= Stated problem =
How many lines in the entries below contain "ylabel"? Answer with the number only.

─── Records for this exercise

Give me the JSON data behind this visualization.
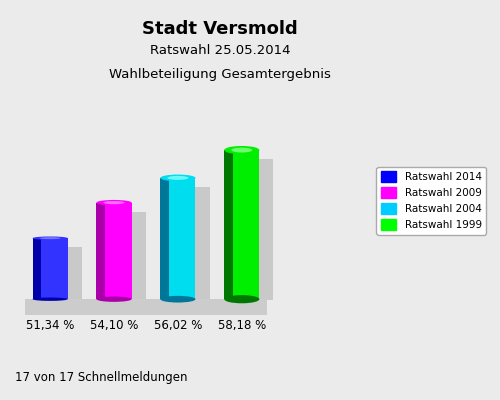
{
  "title_line1": "Stadt Versmold",
  "title_line2": "Ratswahl 25.05.2014",
  "title_line3": "Wahlbeteiligung Gesamtergebnis",
  "categories": [
    "Ratswahl 2014",
    "Ratswahl 2009",
    "Ratswahl 2004",
    "Ratswahl 1999"
  ],
  "values": [
    51.34,
    54.1,
    56.02,
    58.18
  ],
  "labels": [
    "51,34 %",
    "54,10 %",
    "56,02 %",
    "58,18 %"
  ],
  "bar_colors_main": [
    "#3333FF",
    "#FF00FF",
    "#00DDEE",
    "#00EE00"
  ],
  "bar_colors_dark": [
    "#0000AA",
    "#AA00AA",
    "#007799",
    "#007700"
  ],
  "bar_colors_light": [
    "#8888FF",
    "#FF88FF",
    "#88FFFF",
    "#88FF88"
  ],
  "shadow_color": "#BBBBBB",
  "background_color": "#EBEBEB",
  "floor_color": "#CCCCCC",
  "footnote": "17 von 17 Schnellmeldungen",
  "legend_labels": [
    "Ratswahl 2014",
    "Ratswahl 2009",
    "Ratswahl 2004",
    "Ratswahl 1999"
  ],
  "legend_colors": [
    "#0000FF",
    "#FF00FF",
    "#00CCFF",
    "#00FF00"
  ]
}
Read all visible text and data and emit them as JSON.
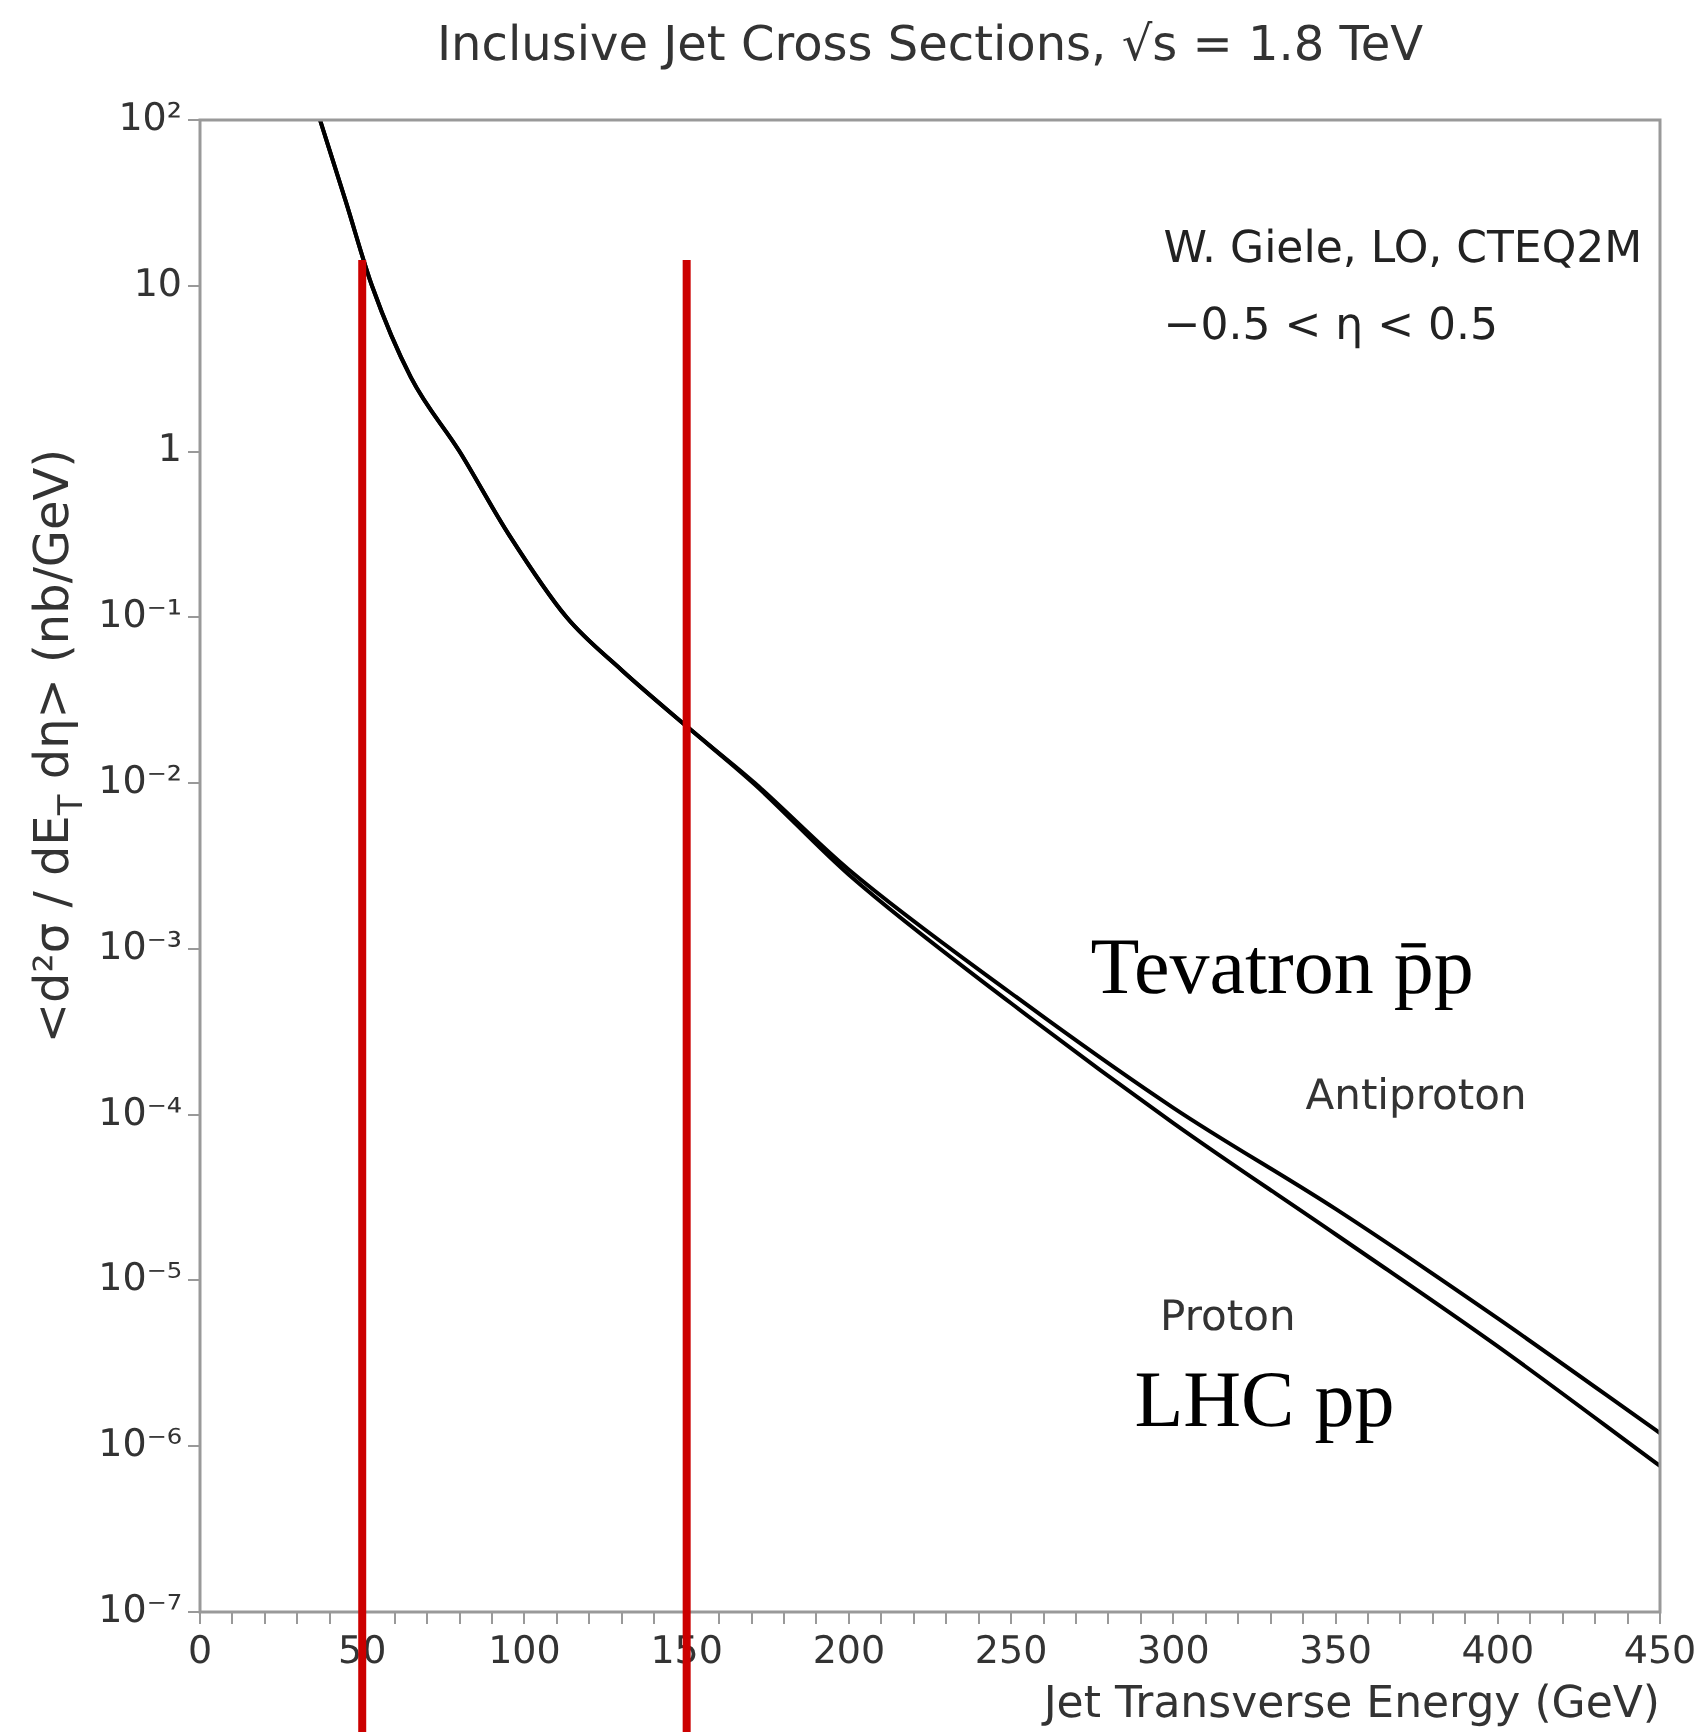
{
  "chart_data": {
    "type": "line",
    "title": "Inclusive Jet Cross Sections, √s = 1.8 TeV",
    "xlabel": "Jet Transverse Energy (GeV)",
    "ylabel": "<d²σ / dE$_{T}$ dη> (nb/GeV)",
    "x": [
      37,
      45,
      53,
      65,
      80,
      95,
      113,
      130,
      150,
      171,
      200,
      250,
      300,
      350,
      400,
      450
    ],
    "series": [
      {
        "name": "Antiproton",
        "color": "#000000",
        "values": [
          100,
          32,
          10,
          2.8,
          1,
          0.32,
          0.1,
          0.048,
          0.022,
          0.01,
          0.003,
          0.00054,
          0.00011,
          2.7e-05,
          5.9e-06,
          1.2e-06
        ]
      },
      {
        "name": "Proton",
        "color": "#000000",
        "values": [
          100,
          32,
          10,
          2.8,
          1,
          0.32,
          0.1,
          0.048,
          0.022,
          0.0098,
          0.0028,
          0.00047,
          8.9e-05,
          1.9e-05,
          4e-06,
          7.6e-07
        ]
      }
    ],
    "log": "y",
    "xlim": [
      0,
      450
    ],
    "ylim": [
      1e-07,
      100
    ],
    "xticks": [
      0,
      {
        "value": 10,
        "label": null
      },
      {
        "value": 20,
        "label": null
      },
      {
        "value": 30,
        "label": null
      },
      {
        "value": 40,
        "label": null
      },
      50,
      {
        "value": 60,
        "label": null
      },
      {
        "value": 70,
        "label": null
      },
      {
        "value": 80,
        "label": null
      },
      {
        "value": 90,
        "label": null
      },
      100,
      {
        "value": 110,
        "label": null
      },
      {
        "value": 120,
        "label": null
      },
      {
        "value": 130,
        "label": null
      },
      {
        "value": 140,
        "label": null
      },
      150,
      {
        "value": 160,
        "label": null
      },
      {
        "value": 170,
        "label": null
      },
      {
        "value": 180,
        "label": null
      },
      {
        "value": 190,
        "label": null
      },
      200,
      {
        "value": 210,
        "label": null
      },
      {
        "value": 220,
        "label": null
      },
      {
        "value": 230,
        "label": null
      },
      {
        "value": 240,
        "label": null
      },
      250,
      {
        "value": 260,
        "label": null
      },
      {
        "value": 270,
        "label": null
      },
      {
        "value": 280,
        "label": null
      },
      {
        "value": 290,
        "label": null
      },
      300,
      {
        "value": 310,
        "label": null
      },
      {
        "value": 320,
        "label": null
      },
      {
        "value": 330,
        "label": null
      },
      {
        "value": 340,
        "label": null
      },
      350,
      {
        "value": 360,
        "label": null
      },
      {
        "value": 370,
        "label": null
      },
      {
        "value": 380,
        "label": null
      },
      {
        "value": 390,
        "label": null
      },
      400,
      {
        "value": 410,
        "label": null
      },
      {
        "value": 420,
        "label": null
      },
      {
        "value": 430,
        "label": null
      },
      {
        "value": 440,
        "label": null
      },
      450
    ],
    "yticks": [
      {
        "value": 1e-07,
        "label": "10⁻⁷"
      },
      {
        "value": 1e-06,
        "label": "10⁻⁶"
      },
      {
        "value": 1e-05,
        "label": "10⁻⁵"
      },
      {
        "value": 0.0001,
        "label": "10⁻⁴"
      },
      {
        "value": 0.001,
        "label": "10⁻³"
      },
      {
        "value": 0.01,
        "label": "10⁻²"
      },
      {
        "value": 0.1,
        "label": "10⁻¹"
      },
      1,
      10,
      {
        "value": 100,
        "label": "10²"
      }
    ],
    "grid": false,
    "legend": false,
    "marker": "none",
    "line_style": "solid",
    "ref_lines": [
      {
        "axis": "x",
        "value": 50,
        "color": "#cc0000"
      },
      {
        "axis": "x",
        "value": 150,
        "color": "#cc0000"
      }
    ],
    "annotations": [
      "W. Giele, LO, CTEQ2M",
      "−0.5 < η < 0.5",
      "Tevatron p̄p",
      "LHC pp"
    ]
  }
}
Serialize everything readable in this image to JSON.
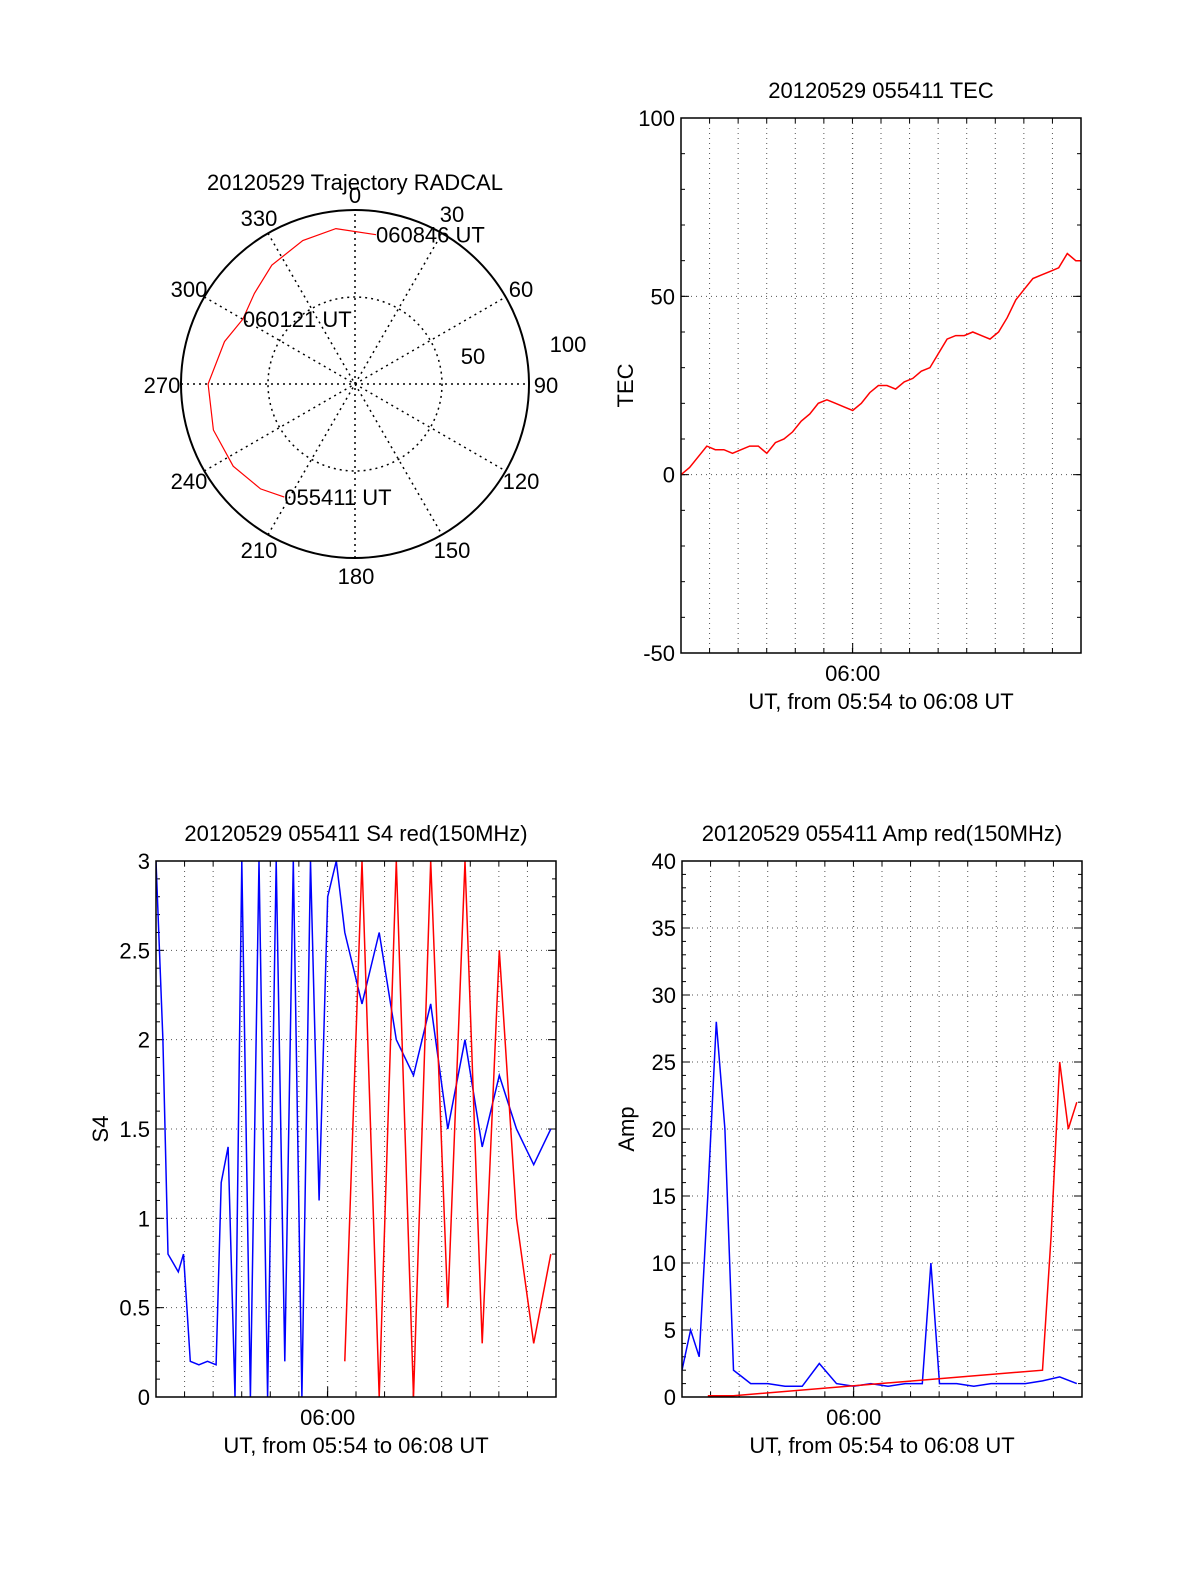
{
  "chart_data": [
    {
      "type": "polar",
      "title": "20120529 Trajectory RADCAL",
      "azimuth_labels": [
        "0",
        "30",
        "60",
        "90",
        "120",
        "150",
        "180",
        "210",
        "240",
        "270",
        "300",
        "330"
      ],
      "radial_labels": [
        "50",
        "100"
      ],
      "trajectory_color": "#ff0000",
      "trajectory": [
        {
          "az": 212,
          "el": 21
        },
        {
          "az": 222,
          "el": 17
        },
        {
          "az": 236,
          "el": 14
        },
        {
          "az": 252,
          "el": 13
        },
        {
          "az": 270,
          "el": 14
        },
        {
          "az": 288,
          "el": 19
        },
        {
          "az": 300,
          "el": 23
        },
        {
          "az": 312,
          "el": 20
        },
        {
          "az": 325,
          "el": 15
        },
        {
          "az": 340,
          "el": 11
        },
        {
          "az": 353,
          "el": 9
        },
        {
          "az": 8,
          "el": 12
        }
      ],
      "annotations": [
        {
          "text": "055411 UT",
          "az": 212,
          "el": 21
        },
        {
          "text": "060121 UT",
          "az": 300,
          "el": 23
        },
        {
          "text": "060846 UT",
          "az": 8,
          "el": 12
        }
      ]
    },
    {
      "type": "line",
      "title": "20120529 055411 TEC",
      "xlabel": "UT, from 05:54 to 06:08 UT",
      "ylabel": "TEC",
      "xlim": [
        5.9,
        6.133
      ],
      "ylim": [
        -50,
        100
      ],
      "yticks": [
        "-50",
        "0",
        "50",
        "100"
      ],
      "xticks": [
        {
          "label": "06:00",
          "value": 6.0
        }
      ],
      "grid": true,
      "series": [
        {
          "color": "#ff0000",
          "x": [
            5.9,
            5.905,
            5.91,
            5.915,
            5.92,
            5.925,
            5.93,
            5.935,
            5.94,
            5.945,
            5.95,
            5.955,
            5.96,
            5.965,
            5.97,
            5.975,
            5.98,
            5.985,
            5.99,
            5.995,
            6.0,
            6.005,
            6.01,
            6.015,
            6.02,
            6.025,
            6.03,
            6.035,
            6.04,
            6.045,
            6.05,
            6.055,
            6.06,
            6.065,
            6.07,
            6.075,
            6.08,
            6.085,
            6.09,
            6.095,
            6.1,
            6.105,
            6.11,
            6.115,
            6.12,
            6.125,
            6.13,
            6.133
          ],
          "y": [
            0,
            2,
            5,
            8,
            7,
            7,
            6,
            7,
            8,
            8,
            6,
            9,
            10,
            12,
            15,
            17,
            20,
            21,
            20,
            19,
            18,
            20,
            23,
            25,
            25,
            24,
            26,
            27,
            29,
            30,
            34,
            38,
            39,
            39,
            40,
            39,
            38,
            40,
            44,
            49,
            52,
            55,
            56,
            57,
            58,
            62,
            60,
            60
          ]
        }
      ]
    },
    {
      "type": "line",
      "title": "20120529 055411 S4 red(150MHz)",
      "xlabel": "UT, from 05:54 to 06:08 UT",
      "ylabel": "S4",
      "xlim": [
        5.9,
        6.133
      ],
      "ylim": [
        0,
        3
      ],
      "yticks": [
        "0",
        "0.5",
        "1",
        "1.5",
        "2",
        "2.5",
        "3"
      ],
      "xticks": [
        {
          "label": "06:00",
          "value": 6.0
        }
      ],
      "grid": true,
      "series": [
        {
          "color": "#0000ff",
          "x": [
            5.9,
            5.904,
            5.907,
            5.91,
            5.913,
            5.916,
            5.92,
            5.925,
            5.93,
            5.935,
            5.938,
            5.942,
            5.946,
            5.95,
            5.955,
            5.96,
            5.965,
            5.97,
            5.975,
            5.98,
            5.985,
            5.99,
            5.995,
            6.0,
            6.005,
            6.01,
            6.02,
            6.03,
            6.04,
            6.05,
            6.06,
            6.07,
            6.08,
            6.09,
            6.1,
            6.11,
            6.12,
            6.13
          ],
          "y": [
            3,
            2,
            0.8,
            0.75,
            0.7,
            0.8,
            0.2,
            0.18,
            0.2,
            0.18,
            1.2,
            1.4,
            0,
            3,
            0,
            3,
            0,
            3,
            0.2,
            3,
            0,
            3,
            1.1,
            2.8,
            3,
            2.6,
            2.2,
            2.6,
            2.0,
            1.8,
            2.2,
            1.5,
            2.0,
            1.4,
            1.8,
            1.5,
            1.3,
            1.5
          ]
        },
        {
          "color": "#ff0000",
          "x": [
            6.01,
            6.02,
            6.03,
            6.04,
            6.05,
            6.06,
            6.07,
            6.08,
            6.09,
            6.1,
            6.11,
            6.12,
            6.13
          ],
          "y": [
            0.2,
            3,
            0,
            3,
            0,
            3,
            0.5,
            3,
            0.3,
            2.5,
            1.0,
            0.3,
            0.8
          ]
        }
      ]
    },
    {
      "type": "line",
      "title": "20120529 055411 Amp red(150MHz)",
      "xlabel": "UT, from 05:54 to 06:08 UT",
      "ylabel": "Amp",
      "xlim": [
        5.9,
        6.133
      ],
      "ylim": [
        0,
        40
      ],
      "yticks": [
        "0",
        "5",
        "10",
        "15",
        "20",
        "25",
        "30",
        "35",
        "40"
      ],
      "xticks": [
        {
          "label": "06:00",
          "value": 6.0
        }
      ],
      "grid": true,
      "series": [
        {
          "color": "#0000ff",
          "x": [
            5.9,
            5.905,
            5.91,
            5.915,
            5.92,
            5.925,
            5.93,
            5.935,
            5.94,
            5.95,
            5.96,
            5.97,
            5.98,
            5.99,
            6.0,
            6.01,
            6.02,
            6.03,
            6.04,
            6.045,
            6.05,
            6.06,
            6.07,
            6.08,
            6.09,
            6.1,
            6.11,
            6.12,
            6.13
          ],
          "y": [
            2,
            5,
            3,
            15,
            28,
            20,
            2,
            1.5,
            1,
            1,
            0.8,
            0.8,
            2.5,
            1,
            0.8,
            1,
            0.8,
            1,
            1,
            10,
            1,
            1,
            0.8,
            1,
            1,
            1,
            1.2,
            1.5,
            1
          ]
        },
        {
          "color": "#ff0000",
          "x": [
            5.915,
            5.93,
            6.11,
            6.115,
            6.12,
            6.125,
            6.13
          ],
          "y": [
            0.1,
            0.1,
            2,
            12,
            25,
            20,
            22
          ]
        }
      ]
    }
  ]
}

──────

= Task result =
4